**WHAT NEEDS TO BE DONE**
For this exercise, copy out each line of the material below that includes "propias".

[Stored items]
*****
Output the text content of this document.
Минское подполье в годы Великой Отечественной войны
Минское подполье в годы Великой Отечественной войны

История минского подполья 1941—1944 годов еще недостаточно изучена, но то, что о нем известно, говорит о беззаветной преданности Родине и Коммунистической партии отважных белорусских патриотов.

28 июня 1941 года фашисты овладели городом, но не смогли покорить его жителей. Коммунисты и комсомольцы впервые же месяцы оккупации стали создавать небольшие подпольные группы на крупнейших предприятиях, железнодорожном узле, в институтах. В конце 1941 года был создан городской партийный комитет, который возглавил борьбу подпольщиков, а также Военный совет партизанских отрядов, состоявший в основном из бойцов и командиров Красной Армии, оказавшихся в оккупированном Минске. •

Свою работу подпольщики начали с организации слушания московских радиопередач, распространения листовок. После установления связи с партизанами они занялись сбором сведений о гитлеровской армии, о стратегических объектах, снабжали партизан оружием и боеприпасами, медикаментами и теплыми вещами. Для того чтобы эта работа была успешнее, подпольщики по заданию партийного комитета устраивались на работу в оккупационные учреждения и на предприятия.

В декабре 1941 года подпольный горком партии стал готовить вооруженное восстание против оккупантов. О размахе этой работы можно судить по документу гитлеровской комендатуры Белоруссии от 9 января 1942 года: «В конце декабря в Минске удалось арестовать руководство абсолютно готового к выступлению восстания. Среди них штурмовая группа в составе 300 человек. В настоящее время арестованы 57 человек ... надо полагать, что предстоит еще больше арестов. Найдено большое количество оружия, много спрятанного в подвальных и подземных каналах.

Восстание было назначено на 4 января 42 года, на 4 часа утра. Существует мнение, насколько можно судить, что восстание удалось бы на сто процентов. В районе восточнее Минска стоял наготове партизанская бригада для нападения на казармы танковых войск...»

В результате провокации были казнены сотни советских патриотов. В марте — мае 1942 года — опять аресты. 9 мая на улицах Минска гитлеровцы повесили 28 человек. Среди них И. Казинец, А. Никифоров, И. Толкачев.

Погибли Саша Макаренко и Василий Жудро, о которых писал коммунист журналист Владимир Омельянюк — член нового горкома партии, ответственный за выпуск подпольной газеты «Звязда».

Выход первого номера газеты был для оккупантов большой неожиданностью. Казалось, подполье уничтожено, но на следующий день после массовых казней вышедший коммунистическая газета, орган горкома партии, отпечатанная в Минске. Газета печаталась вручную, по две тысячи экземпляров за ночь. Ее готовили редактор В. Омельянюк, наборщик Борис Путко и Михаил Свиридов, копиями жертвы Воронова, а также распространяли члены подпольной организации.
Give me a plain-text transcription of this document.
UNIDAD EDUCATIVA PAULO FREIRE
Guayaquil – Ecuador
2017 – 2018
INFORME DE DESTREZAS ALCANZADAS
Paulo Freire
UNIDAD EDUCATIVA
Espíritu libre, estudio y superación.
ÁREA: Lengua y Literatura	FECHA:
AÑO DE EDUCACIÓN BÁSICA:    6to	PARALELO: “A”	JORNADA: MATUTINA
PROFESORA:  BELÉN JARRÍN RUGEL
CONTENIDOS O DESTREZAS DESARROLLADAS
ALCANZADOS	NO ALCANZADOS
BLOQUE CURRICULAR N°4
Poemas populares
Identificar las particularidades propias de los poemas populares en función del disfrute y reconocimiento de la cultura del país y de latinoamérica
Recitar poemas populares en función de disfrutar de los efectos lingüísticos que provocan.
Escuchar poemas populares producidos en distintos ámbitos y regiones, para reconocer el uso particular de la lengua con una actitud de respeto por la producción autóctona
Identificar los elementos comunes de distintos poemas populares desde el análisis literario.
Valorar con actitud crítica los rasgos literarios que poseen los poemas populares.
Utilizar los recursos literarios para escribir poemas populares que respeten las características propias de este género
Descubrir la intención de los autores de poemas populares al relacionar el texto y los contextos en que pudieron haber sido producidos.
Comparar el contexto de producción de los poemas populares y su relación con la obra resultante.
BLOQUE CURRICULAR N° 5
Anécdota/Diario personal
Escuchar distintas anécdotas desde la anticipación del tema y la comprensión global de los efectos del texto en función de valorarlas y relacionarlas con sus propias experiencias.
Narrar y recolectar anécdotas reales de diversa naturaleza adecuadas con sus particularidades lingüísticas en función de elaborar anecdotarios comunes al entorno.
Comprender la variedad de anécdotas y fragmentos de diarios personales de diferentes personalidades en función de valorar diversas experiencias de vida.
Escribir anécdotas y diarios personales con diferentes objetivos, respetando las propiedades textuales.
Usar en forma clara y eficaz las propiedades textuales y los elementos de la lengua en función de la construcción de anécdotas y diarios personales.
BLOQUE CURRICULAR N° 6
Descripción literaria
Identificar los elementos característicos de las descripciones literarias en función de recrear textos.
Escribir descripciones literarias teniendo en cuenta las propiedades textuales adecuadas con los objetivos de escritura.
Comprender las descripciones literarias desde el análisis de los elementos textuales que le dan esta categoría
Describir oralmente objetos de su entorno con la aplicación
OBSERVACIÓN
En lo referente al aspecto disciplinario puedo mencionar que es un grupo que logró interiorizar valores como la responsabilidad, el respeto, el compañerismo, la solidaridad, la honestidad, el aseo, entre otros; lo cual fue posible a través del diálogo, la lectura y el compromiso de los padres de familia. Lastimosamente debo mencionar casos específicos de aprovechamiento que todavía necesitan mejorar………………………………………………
*****
**ANSWER FOR THIS EXERCISE**
Identificar las particularidades propias de los poemas populares en función del disfrute y reconocimiento de la cultura del país y de latinoamérica
Utilizar los recursos literarios para escribir poemas populares que respeten las características propias de este género
Escuchar distintas anécdotas desde la anticipación del tema y la comprensión global de los efectos del texto en función de valorarlas y relacionarlas con sus propias experiencias.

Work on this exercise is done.